§ Given request:
Reply with one number: the count of lines in the records below that hold "CARPETS".

-- start of The data --

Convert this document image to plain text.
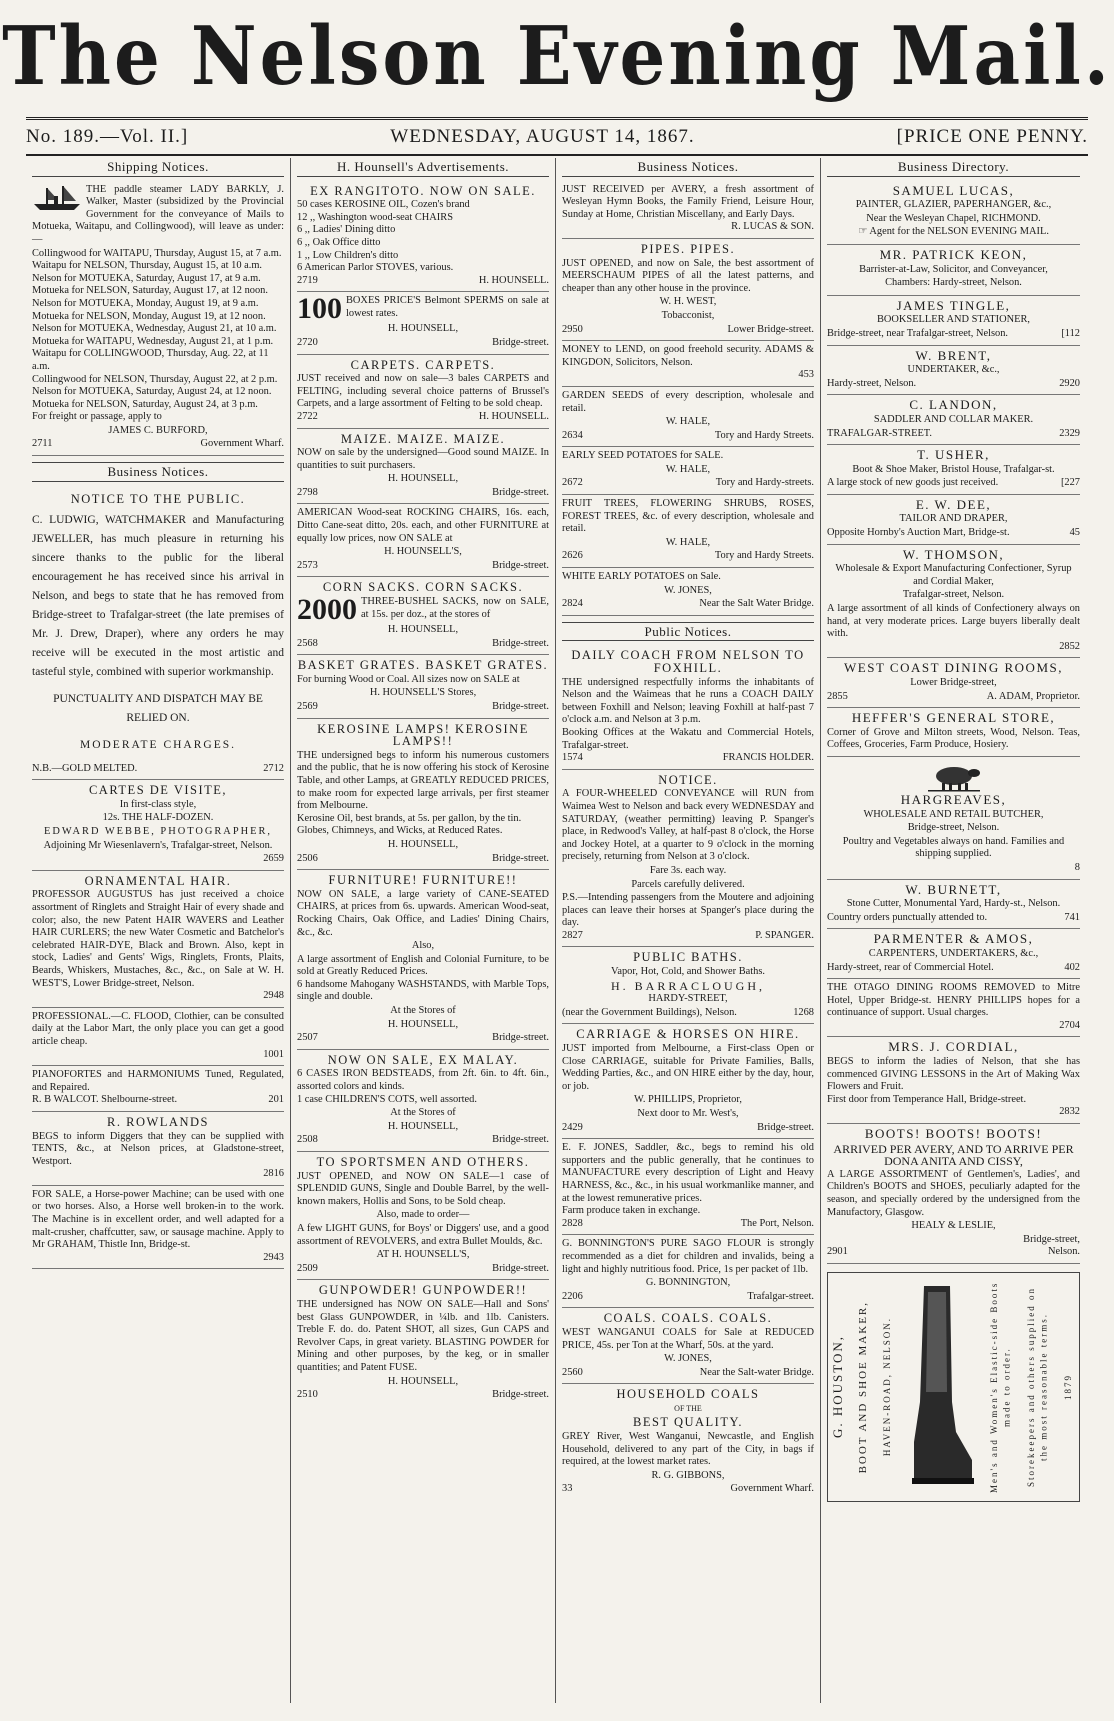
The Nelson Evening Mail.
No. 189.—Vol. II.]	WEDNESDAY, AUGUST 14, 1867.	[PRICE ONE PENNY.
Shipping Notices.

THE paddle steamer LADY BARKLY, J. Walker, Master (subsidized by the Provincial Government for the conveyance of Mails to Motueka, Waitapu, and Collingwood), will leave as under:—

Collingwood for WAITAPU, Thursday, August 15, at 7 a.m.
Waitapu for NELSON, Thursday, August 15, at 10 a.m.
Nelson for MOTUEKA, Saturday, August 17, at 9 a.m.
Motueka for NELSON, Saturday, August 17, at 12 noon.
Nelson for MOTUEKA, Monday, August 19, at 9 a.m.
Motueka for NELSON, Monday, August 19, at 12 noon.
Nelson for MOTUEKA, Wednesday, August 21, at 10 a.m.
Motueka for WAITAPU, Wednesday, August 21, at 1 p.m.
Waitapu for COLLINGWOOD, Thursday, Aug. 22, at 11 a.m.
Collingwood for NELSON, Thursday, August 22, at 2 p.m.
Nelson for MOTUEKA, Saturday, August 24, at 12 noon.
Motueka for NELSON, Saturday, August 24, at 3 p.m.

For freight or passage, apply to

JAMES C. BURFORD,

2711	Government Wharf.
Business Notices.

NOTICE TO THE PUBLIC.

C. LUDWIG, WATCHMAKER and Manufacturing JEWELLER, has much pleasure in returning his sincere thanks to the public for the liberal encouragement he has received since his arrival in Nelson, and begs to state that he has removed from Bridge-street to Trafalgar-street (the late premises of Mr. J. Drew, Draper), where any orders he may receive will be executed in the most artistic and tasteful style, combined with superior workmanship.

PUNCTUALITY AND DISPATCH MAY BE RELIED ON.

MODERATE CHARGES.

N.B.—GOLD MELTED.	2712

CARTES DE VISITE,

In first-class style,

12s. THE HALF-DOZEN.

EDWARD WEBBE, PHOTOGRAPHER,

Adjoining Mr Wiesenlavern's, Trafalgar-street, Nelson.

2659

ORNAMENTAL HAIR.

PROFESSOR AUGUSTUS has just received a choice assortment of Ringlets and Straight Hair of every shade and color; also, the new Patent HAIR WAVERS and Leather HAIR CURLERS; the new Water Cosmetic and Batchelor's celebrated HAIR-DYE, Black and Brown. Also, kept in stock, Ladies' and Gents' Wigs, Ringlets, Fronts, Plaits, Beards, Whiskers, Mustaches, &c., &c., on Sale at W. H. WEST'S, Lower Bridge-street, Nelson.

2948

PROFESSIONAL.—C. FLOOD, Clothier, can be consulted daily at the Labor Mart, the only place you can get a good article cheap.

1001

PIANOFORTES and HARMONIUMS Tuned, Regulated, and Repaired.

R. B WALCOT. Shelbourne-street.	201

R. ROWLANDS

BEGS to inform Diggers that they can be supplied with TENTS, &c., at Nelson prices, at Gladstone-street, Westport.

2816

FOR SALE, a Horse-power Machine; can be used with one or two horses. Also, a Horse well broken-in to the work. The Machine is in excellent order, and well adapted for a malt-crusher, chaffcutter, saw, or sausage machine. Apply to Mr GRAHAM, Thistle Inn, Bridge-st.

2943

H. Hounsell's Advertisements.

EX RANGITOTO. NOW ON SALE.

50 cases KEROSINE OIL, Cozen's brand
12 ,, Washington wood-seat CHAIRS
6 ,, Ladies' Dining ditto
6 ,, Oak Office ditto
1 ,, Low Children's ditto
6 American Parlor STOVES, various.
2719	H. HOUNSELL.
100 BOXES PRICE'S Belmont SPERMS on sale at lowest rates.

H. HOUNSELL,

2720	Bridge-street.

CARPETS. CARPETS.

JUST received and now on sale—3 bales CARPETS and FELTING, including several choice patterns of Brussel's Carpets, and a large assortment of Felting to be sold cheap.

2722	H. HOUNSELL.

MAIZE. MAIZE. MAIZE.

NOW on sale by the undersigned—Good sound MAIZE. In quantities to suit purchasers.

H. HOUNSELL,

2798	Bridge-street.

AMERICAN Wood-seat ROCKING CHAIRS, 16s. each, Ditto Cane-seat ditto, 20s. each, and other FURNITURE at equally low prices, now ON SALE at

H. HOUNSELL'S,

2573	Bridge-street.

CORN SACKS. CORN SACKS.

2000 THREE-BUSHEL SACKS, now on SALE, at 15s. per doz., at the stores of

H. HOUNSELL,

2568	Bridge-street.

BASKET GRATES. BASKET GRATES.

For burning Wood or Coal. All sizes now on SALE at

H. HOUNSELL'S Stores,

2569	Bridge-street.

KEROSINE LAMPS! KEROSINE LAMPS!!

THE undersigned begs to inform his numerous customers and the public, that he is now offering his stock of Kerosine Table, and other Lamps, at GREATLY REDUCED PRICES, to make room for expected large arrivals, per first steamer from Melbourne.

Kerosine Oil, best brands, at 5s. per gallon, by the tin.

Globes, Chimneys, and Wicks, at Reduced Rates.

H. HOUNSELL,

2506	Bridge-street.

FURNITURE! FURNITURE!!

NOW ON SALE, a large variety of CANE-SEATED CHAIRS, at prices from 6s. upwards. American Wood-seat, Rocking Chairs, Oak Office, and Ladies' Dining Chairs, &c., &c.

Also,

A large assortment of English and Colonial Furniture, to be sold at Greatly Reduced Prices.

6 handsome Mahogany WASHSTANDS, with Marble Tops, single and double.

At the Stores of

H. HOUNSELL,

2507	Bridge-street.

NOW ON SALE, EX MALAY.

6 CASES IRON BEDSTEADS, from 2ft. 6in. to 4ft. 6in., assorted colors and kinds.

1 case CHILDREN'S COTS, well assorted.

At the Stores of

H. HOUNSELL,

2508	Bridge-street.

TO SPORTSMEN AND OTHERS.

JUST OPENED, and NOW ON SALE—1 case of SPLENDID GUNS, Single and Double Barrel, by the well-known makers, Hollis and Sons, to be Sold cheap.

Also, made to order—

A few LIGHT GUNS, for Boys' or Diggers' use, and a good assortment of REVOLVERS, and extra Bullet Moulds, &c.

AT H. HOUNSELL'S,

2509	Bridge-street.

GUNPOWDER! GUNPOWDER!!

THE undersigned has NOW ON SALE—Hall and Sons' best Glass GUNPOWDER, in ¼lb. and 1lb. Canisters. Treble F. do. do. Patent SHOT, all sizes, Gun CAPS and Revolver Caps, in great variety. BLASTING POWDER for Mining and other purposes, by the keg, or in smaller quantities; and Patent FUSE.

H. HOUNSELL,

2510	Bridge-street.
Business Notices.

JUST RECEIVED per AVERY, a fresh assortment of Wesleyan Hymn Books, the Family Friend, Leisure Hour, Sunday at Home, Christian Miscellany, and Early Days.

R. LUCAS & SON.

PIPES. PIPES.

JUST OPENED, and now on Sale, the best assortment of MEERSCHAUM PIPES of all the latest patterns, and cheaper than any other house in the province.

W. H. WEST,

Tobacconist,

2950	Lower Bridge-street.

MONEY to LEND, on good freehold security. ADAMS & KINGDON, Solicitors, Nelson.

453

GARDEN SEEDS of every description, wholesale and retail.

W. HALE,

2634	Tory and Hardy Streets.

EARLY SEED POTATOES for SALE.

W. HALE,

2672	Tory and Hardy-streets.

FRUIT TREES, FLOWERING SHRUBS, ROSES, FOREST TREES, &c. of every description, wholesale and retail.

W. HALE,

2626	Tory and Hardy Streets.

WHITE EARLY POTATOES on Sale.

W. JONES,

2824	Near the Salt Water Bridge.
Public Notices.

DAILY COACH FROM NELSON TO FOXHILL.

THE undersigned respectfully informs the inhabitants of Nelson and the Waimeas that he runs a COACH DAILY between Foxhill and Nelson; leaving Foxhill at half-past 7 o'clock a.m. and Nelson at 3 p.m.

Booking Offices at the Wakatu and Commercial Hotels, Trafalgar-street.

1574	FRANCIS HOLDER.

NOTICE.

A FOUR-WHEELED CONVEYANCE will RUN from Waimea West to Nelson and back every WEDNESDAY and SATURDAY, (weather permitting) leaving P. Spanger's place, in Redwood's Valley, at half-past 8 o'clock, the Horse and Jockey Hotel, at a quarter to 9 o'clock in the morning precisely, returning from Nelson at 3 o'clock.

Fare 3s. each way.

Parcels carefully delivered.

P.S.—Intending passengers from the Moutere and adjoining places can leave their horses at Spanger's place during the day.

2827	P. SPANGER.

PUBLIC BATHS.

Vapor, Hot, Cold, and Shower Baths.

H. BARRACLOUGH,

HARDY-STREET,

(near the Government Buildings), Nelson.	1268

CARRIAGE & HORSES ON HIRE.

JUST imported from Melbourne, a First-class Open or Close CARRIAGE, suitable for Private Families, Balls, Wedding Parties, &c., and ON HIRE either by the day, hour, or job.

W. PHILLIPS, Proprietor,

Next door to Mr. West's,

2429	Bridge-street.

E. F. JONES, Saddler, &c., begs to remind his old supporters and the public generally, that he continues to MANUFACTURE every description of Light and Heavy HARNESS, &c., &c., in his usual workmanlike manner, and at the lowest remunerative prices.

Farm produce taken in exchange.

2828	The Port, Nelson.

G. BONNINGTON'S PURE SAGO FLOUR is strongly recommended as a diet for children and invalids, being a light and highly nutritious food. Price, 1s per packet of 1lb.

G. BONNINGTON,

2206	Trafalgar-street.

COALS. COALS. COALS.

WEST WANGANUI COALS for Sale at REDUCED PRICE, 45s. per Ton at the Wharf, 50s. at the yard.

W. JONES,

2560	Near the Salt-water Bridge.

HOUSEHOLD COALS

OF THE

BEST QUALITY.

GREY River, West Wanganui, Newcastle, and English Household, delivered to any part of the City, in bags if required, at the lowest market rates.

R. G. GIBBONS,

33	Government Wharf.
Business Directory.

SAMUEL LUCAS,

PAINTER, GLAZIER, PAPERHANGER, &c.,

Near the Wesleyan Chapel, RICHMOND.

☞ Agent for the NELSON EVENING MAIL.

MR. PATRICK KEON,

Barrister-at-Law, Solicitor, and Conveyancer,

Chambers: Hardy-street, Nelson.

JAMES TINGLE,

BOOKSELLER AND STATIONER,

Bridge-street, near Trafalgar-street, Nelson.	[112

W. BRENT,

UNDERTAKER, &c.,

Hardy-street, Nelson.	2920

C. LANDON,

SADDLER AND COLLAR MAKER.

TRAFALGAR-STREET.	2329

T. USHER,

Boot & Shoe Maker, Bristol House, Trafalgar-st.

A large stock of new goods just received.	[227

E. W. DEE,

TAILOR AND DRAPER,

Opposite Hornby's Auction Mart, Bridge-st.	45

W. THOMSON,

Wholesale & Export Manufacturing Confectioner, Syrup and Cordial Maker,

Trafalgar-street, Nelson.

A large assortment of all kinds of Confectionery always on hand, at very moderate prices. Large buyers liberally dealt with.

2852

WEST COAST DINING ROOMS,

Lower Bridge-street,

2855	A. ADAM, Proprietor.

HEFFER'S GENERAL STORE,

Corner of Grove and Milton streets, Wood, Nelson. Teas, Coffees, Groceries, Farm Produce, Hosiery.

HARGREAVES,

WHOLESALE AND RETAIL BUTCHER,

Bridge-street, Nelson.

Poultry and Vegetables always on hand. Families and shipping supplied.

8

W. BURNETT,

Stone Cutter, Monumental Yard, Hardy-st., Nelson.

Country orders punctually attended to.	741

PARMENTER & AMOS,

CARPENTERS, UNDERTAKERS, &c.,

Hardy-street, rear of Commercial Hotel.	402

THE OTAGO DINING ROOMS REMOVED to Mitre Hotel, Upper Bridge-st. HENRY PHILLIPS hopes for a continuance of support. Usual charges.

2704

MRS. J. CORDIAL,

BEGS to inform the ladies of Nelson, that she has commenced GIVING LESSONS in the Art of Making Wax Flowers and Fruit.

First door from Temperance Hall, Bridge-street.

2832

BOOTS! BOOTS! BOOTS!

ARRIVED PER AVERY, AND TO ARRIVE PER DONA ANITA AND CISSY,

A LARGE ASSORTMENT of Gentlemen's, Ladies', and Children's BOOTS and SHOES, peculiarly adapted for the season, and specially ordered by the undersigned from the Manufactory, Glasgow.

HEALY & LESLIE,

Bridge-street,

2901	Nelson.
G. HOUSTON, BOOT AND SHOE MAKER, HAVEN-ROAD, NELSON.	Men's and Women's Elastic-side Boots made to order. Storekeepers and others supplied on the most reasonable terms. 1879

-- end of The data --
-- start of The data --

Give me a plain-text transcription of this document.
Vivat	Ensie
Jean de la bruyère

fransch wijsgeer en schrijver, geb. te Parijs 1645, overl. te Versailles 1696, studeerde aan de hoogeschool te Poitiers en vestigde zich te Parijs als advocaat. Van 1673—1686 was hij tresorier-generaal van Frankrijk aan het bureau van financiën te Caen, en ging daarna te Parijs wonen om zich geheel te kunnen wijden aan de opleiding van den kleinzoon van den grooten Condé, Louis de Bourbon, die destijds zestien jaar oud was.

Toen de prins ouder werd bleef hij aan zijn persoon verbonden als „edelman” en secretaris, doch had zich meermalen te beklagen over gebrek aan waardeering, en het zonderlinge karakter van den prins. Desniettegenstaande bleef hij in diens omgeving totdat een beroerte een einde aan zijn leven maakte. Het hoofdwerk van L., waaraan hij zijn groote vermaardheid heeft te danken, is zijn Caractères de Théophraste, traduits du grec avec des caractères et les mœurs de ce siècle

-- end of The data --

§ Complete response:
2